─── Recorded data
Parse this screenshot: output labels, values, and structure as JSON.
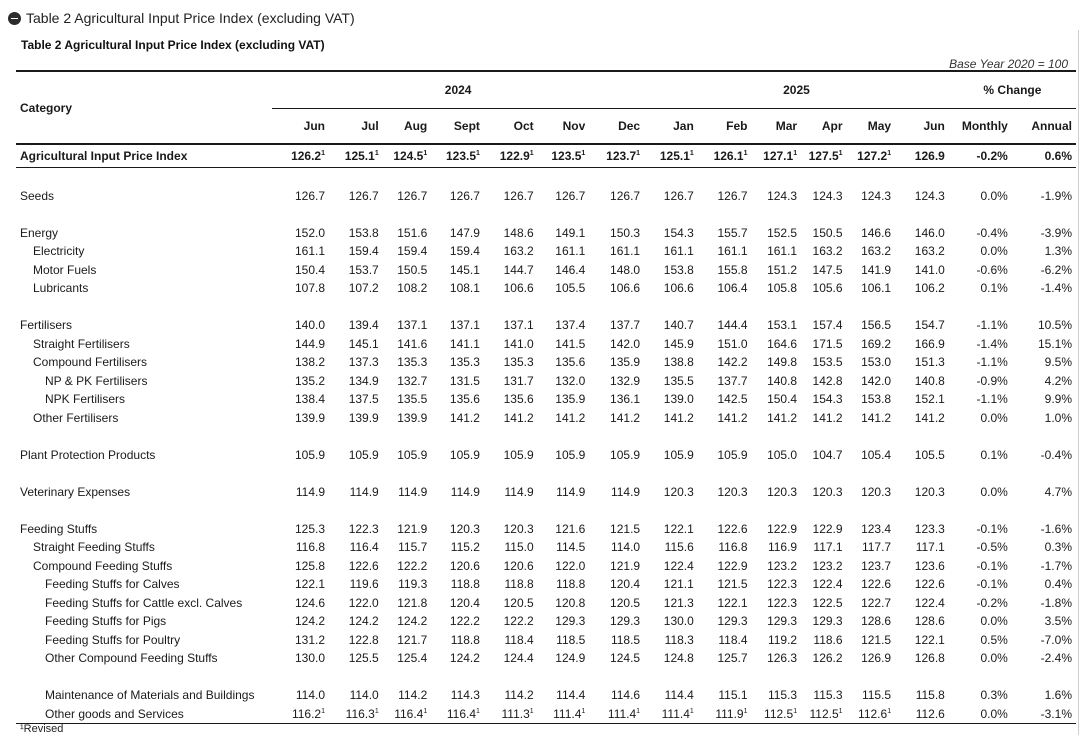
{
  "panel_title": "Table 2 Agricultural Input Price Index (excluding VAT)",
  "table_title": "Table 2 Agricultural Input Price Index (excluding VAT)",
  "base_year": "Base Year 2020 = 100",
  "header": {
    "category": "Category",
    "year_2024": "2024",
    "year_2025": "2025",
    "pct_change": "% Change",
    "months": [
      "Jun",
      "Jul",
      "Aug",
      "Sept",
      "Oct",
      "Nov",
      "Dec",
      "Jan",
      "Feb",
      "Mar",
      "Apr",
      "May",
      "Jun"
    ],
    "monthly": "Monthly",
    "annual": "Annual"
  },
  "rows": [
    {
      "label": "Agricultural Input Price Index",
      "level": 0,
      "type": "top",
      "values": [
        "126.2¹",
        "125.1¹",
        "124.5¹",
        "123.5¹",
        "122.9¹",
        "123.5¹",
        "123.7¹",
        "125.1¹",
        "126.1¹",
        "127.1¹",
        "127.5¹",
        "127.2¹",
        "126.9"
      ],
      "monthly": "-0.2%",
      "annual": "0.6%"
    },
    {
      "type": "gap"
    },
    {
      "label": "Seeds",
      "level": 0,
      "values": [
        "126.7",
        "126.7",
        "126.7",
        "126.7",
        "126.7",
        "126.7",
        "126.7",
        "126.7",
        "126.7",
        "124.3",
        "124.3",
        "124.3",
        "124.3"
      ],
      "monthly": "0.0%",
      "annual": "-1.9%"
    },
    {
      "type": "gap"
    },
    {
      "label": "Energy",
      "level": 0,
      "values": [
        "152.0",
        "153.8",
        "151.6",
        "147.9",
        "148.6",
        "149.1",
        "150.3",
        "154.3",
        "155.7",
        "152.5",
        "150.5",
        "146.6",
        "146.0"
      ],
      "monthly": "-0.4%",
      "annual": "-3.9%"
    },
    {
      "label": "Electricity",
      "level": 1,
      "values": [
        "161.1",
        "159.4",
        "159.4",
        "159.4",
        "163.2",
        "161.1",
        "161.1",
        "161.1",
        "161.1",
        "161.1",
        "163.2",
        "163.2",
        "163.2"
      ],
      "monthly": "0.0%",
      "annual": "1.3%"
    },
    {
      "label": "Motor Fuels",
      "level": 1,
      "values": [
        "150.4",
        "153.7",
        "150.5",
        "145.1",
        "144.7",
        "146.4",
        "148.0",
        "153.8",
        "155.8",
        "151.2",
        "147.5",
        "141.9",
        "141.0"
      ],
      "monthly": "-0.6%",
      "annual": "-6.2%"
    },
    {
      "label": "Lubricants",
      "level": 1,
      "values": [
        "107.8",
        "107.2",
        "108.2",
        "108.1",
        "106.6",
        "105.5",
        "106.6",
        "106.6",
        "106.4",
        "105.8",
        "105.6",
        "106.1",
        "106.2"
      ],
      "monthly": "0.1%",
      "annual": "-1.4%"
    },
    {
      "type": "gap"
    },
    {
      "label": "Fertilisers",
      "level": 0,
      "values": [
        "140.0",
        "139.4",
        "137.1",
        "137.1",
        "137.1",
        "137.4",
        "137.7",
        "140.7",
        "144.4",
        "153.1",
        "157.4",
        "156.5",
        "154.7"
      ],
      "monthly": "-1.1%",
      "annual": "10.5%"
    },
    {
      "label": "Straight Fertilisers",
      "level": 1,
      "values": [
        "144.9",
        "145.1",
        "141.6",
        "141.1",
        "141.0",
        "141.5",
        "142.0",
        "145.9",
        "151.0",
        "164.6",
        "171.5",
        "169.2",
        "166.9"
      ],
      "monthly": "-1.4%",
      "annual": "15.1%"
    },
    {
      "label": "Compound Fertilisers",
      "level": 1,
      "values": [
        "138.2",
        "137.3",
        "135.3",
        "135.3",
        "135.3",
        "135.6",
        "135.9",
        "138.8",
        "142.2",
        "149.8",
        "153.5",
        "153.0",
        "151.3"
      ],
      "monthly": "-1.1%",
      "annual": "9.5%"
    },
    {
      "label": "NP & PK Fertilisers",
      "level": 2,
      "values": [
        "135.2",
        "134.9",
        "132.7",
        "131.5",
        "131.7",
        "132.0",
        "132.9",
        "135.5",
        "137.7",
        "140.8",
        "142.8",
        "142.0",
        "140.8"
      ],
      "monthly": "-0.9%",
      "annual": "4.2%"
    },
    {
      "label": "NPK Fertilisers",
      "level": 2,
      "values": [
        "138.4",
        "137.5",
        "135.5",
        "135.6",
        "135.6",
        "135.9",
        "136.1",
        "139.0",
        "142.5",
        "150.4",
        "154.3",
        "153.8",
        "152.1"
      ],
      "monthly": "-1.1%",
      "annual": "9.9%"
    },
    {
      "label": "Other Fertilisers",
      "level": 1,
      "values": [
        "139.9",
        "139.9",
        "139.9",
        "141.2",
        "141.2",
        "141.2",
        "141.2",
        "141.2",
        "141.2",
        "141.2",
        "141.2",
        "141.2",
        "141.2"
      ],
      "monthly": "0.0%",
      "annual": "1.0%"
    },
    {
      "type": "gap"
    },
    {
      "label": "Plant Protection Products",
      "level": 0,
      "values": [
        "105.9",
        "105.9",
        "105.9",
        "105.9",
        "105.9",
        "105.9",
        "105.9",
        "105.9",
        "105.9",
        "105.0",
        "104.7",
        "105.4",
        "105.5"
      ],
      "monthly": "0.1%",
      "annual": "-0.4%"
    },
    {
      "type": "gap"
    },
    {
      "label": "Veterinary Expenses",
      "level": 0,
      "values": [
        "114.9",
        "114.9",
        "114.9",
        "114.9",
        "114.9",
        "114.9",
        "114.9",
        "120.3",
        "120.3",
        "120.3",
        "120.3",
        "120.3",
        "120.3"
      ],
      "monthly": "0.0%",
      "annual": "4.7%"
    },
    {
      "type": "gap"
    },
    {
      "label": "Feeding Stuffs",
      "level": 0,
      "values": [
        "125.3",
        "122.3",
        "121.9",
        "120.3",
        "120.3",
        "121.6",
        "121.5",
        "122.1",
        "122.6",
        "122.9",
        "122.9",
        "123.4",
        "123.3"
      ],
      "monthly": "-0.1%",
      "annual": "-1.6%"
    },
    {
      "label": "Straight Feeding Stuffs",
      "level": 1,
      "values": [
        "116.8",
        "116.4",
        "115.7",
        "115.2",
        "115.0",
        "114.5",
        "114.0",
        "115.6",
        "116.8",
        "116.9",
        "117.1",
        "117.7",
        "117.1"
      ],
      "monthly": "-0.5%",
      "annual": "0.3%"
    },
    {
      "label": "Compound Feeding Stuffs",
      "level": 1,
      "values": [
        "125.8",
        "122.6",
        "122.2",
        "120.6",
        "120.6",
        "122.0",
        "121.9",
        "122.4",
        "122.9",
        "123.2",
        "123.2",
        "123.7",
        "123.6"
      ],
      "monthly": "-0.1%",
      "annual": "-1.7%"
    },
    {
      "label": "Feeding Stuffs for Calves",
      "level": 2,
      "values": [
        "122.1",
        "119.6",
        "119.3",
        "118.8",
        "118.8",
        "118.8",
        "120.4",
        "121.1",
        "121.5",
        "122.3",
        "122.4",
        "122.6",
        "122.6"
      ],
      "monthly": "-0.1%",
      "annual": "0.4%"
    },
    {
      "label": "Feeding Stuffs for Cattle excl. Calves",
      "level": 2,
      "values": [
        "124.6",
        "122.0",
        "121.8",
        "120.4",
        "120.5",
        "120.8",
        "120.5",
        "121.3",
        "122.1",
        "122.3",
        "122.5",
        "122.7",
        "122.4"
      ],
      "monthly": "-0.2%",
      "annual": "-1.8%"
    },
    {
      "label": "Feeding Stuffs for Pigs",
      "level": 2,
      "values": [
        "124.2",
        "124.2",
        "124.2",
        "122.2",
        "122.2",
        "129.3",
        "129.3",
        "130.0",
        "129.3",
        "129.3",
        "129.3",
        "128.6",
        "128.6"
      ],
      "monthly": "0.0%",
      "annual": "3.5%"
    },
    {
      "label": "Feeding Stuffs for Poultry",
      "level": 2,
      "values": [
        "131.2",
        "122.8",
        "121.7",
        "118.8",
        "118.4",
        "118.5",
        "118.5",
        "118.3",
        "118.4",
        "119.2",
        "118.6",
        "121.5",
        "122.1"
      ],
      "monthly": "0.5%",
      "annual": "-7.0%"
    },
    {
      "label": "Other Compound Feeding Stuffs",
      "level": 2,
      "values": [
        "130.0",
        "125.5",
        "125.4",
        "124.2",
        "124.4",
        "124.9",
        "124.5",
        "124.8",
        "125.7",
        "126.3",
        "126.2",
        "126.9",
        "126.8"
      ],
      "monthly": "0.0%",
      "annual": "-2.4%"
    },
    {
      "type": "gap"
    },
    {
      "label": "Maintenance of Materials and Buildings",
      "level": 2,
      "values": [
        "114.0",
        "114.0",
        "114.2",
        "114.3",
        "114.2",
        "114.4",
        "114.6",
        "114.4",
        "115.1",
        "115.3",
        "115.3",
        "115.5",
        "115.8"
      ],
      "monthly": "0.3%",
      "annual": "1.6%"
    },
    {
      "label": "Other goods and Services",
      "level": 2,
      "last": true,
      "values": [
        "116.2¹",
        "116.3¹",
        "116.4¹",
        "116.4¹",
        "111.3¹",
        "111.4¹",
        "111.4¹",
        "111.4¹",
        "111.9¹",
        "112.5¹",
        "112.5¹",
        "112.6¹",
        "112.6"
      ],
      "monthly": "0.0%",
      "annual": "-3.1%"
    }
  ],
  "footnote": "¹Revised"
}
──────
■ **Your task**
Go through the entries above and copy every line containing "Index".

■ **Solution**
  "panel_title": "Table 2 Agricultural Input Price Index (excluding VAT)",
  "table_title": "Table 2 Agricultural Input Price Index (excluding VAT)",
      "label": "Agricultural Input Price Index",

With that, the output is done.